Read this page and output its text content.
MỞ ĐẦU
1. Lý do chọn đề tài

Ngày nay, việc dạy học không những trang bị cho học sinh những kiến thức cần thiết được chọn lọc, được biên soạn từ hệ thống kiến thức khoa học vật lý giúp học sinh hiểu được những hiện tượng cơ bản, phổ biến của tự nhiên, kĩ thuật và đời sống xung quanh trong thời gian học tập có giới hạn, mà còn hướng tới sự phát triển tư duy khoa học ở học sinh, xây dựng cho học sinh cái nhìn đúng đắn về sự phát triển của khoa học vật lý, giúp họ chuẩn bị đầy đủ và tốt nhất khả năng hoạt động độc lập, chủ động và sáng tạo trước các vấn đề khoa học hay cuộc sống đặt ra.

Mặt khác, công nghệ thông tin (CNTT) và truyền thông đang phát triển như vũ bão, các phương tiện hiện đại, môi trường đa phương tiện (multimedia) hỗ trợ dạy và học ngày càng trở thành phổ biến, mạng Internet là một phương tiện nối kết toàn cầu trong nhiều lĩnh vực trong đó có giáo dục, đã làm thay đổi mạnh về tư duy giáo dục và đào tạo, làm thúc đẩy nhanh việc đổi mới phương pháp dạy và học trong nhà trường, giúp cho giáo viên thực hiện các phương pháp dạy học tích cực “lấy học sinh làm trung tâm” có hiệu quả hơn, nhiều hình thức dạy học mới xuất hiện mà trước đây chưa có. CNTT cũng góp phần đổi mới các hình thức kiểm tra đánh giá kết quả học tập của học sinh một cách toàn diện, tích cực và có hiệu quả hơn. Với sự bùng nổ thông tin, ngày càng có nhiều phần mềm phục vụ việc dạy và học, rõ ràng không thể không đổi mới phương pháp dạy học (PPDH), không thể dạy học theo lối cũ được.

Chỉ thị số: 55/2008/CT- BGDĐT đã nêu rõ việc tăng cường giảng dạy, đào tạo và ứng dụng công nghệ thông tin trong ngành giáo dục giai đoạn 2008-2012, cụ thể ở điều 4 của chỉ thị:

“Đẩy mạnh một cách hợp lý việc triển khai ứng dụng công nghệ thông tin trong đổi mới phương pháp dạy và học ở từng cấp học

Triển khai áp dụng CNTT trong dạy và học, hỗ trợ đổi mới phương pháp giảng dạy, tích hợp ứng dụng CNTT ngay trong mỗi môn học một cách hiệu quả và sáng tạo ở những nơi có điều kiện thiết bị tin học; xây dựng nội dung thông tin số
--
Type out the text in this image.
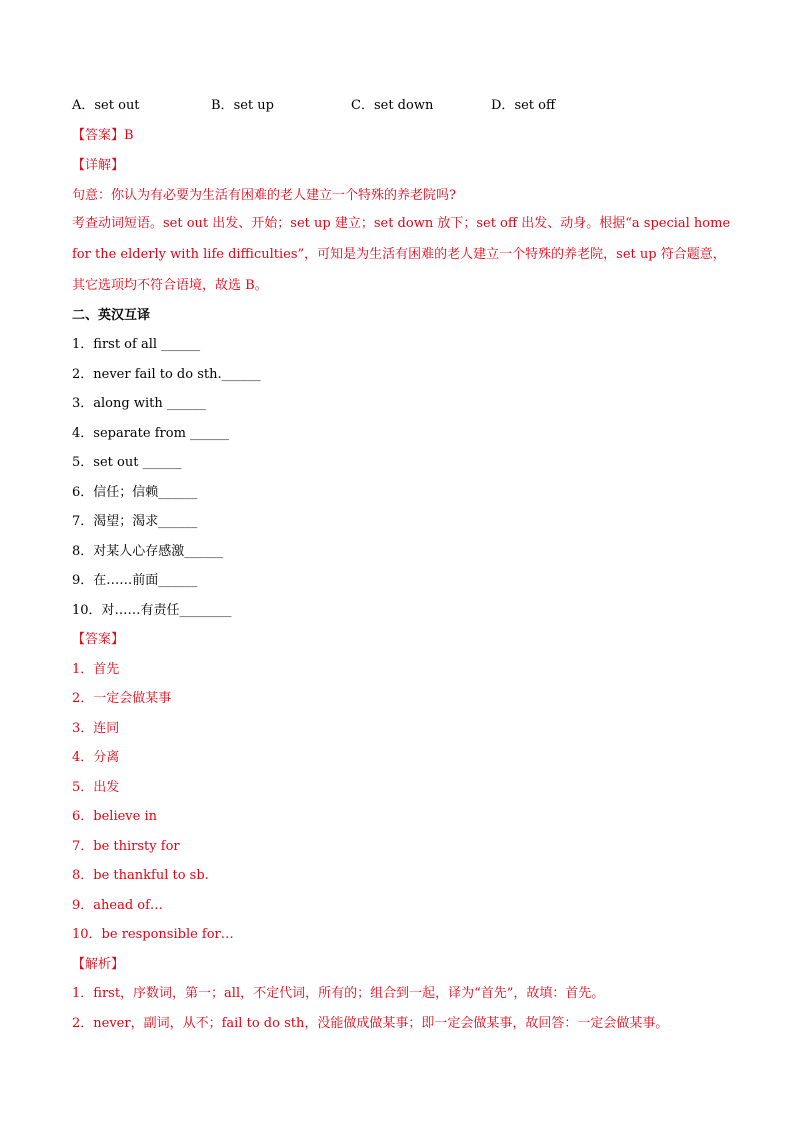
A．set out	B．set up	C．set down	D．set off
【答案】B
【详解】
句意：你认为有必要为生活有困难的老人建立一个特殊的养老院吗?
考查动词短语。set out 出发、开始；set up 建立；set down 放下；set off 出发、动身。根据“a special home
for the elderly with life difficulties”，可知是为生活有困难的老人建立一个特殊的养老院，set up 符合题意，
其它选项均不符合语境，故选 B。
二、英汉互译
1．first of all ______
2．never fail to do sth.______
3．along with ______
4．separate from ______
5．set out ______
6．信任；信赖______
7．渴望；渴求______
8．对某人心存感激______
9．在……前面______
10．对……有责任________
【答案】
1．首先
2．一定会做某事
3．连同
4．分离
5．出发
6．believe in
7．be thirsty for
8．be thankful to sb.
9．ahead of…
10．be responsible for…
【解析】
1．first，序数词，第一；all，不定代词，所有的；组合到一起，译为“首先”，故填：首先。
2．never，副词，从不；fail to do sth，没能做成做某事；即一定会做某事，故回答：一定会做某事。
...
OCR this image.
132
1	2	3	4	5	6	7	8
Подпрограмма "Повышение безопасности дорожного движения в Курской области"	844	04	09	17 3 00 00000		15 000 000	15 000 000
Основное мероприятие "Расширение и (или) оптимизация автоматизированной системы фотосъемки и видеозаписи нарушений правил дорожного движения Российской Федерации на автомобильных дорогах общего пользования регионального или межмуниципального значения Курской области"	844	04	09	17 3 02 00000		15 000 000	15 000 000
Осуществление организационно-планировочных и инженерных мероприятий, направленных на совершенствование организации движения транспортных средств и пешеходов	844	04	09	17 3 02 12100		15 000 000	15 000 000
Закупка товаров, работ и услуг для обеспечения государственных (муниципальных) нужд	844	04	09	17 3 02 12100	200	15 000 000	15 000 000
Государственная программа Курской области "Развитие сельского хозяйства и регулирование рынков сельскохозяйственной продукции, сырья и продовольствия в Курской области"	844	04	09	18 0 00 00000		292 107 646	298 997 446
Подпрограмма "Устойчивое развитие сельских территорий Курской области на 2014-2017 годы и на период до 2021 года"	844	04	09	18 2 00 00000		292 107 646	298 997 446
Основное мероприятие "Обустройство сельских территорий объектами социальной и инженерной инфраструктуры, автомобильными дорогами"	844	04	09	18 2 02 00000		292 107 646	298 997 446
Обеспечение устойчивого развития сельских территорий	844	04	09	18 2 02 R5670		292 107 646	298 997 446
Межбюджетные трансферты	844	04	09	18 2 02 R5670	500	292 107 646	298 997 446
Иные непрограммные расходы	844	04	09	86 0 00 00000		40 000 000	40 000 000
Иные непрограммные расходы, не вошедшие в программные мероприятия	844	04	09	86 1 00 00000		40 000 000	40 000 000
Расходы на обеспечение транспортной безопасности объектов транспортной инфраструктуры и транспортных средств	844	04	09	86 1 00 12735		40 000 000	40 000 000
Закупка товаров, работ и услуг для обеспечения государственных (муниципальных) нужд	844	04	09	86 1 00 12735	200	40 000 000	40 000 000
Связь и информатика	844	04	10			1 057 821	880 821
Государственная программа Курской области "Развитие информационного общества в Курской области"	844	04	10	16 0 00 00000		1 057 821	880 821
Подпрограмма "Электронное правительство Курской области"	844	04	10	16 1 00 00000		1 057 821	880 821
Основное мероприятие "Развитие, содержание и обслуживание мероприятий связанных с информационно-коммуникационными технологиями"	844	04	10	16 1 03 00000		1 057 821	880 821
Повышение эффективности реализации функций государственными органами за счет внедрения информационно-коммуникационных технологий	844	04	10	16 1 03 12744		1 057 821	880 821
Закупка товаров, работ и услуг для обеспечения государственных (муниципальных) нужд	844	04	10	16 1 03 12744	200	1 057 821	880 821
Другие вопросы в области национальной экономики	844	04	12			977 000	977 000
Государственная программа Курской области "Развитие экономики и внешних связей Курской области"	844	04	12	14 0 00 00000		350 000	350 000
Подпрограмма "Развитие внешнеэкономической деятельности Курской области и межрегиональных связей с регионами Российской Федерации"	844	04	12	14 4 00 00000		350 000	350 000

• **OBJECTIVE**
Report back each line of the entries that holds the string "never".

• **WORKED ANSWER**
2．never fail to do sth.______
2．never，副词，从不；fail to do sth，没能做成做某事；即一定会做某事，故回答：一定会做某事。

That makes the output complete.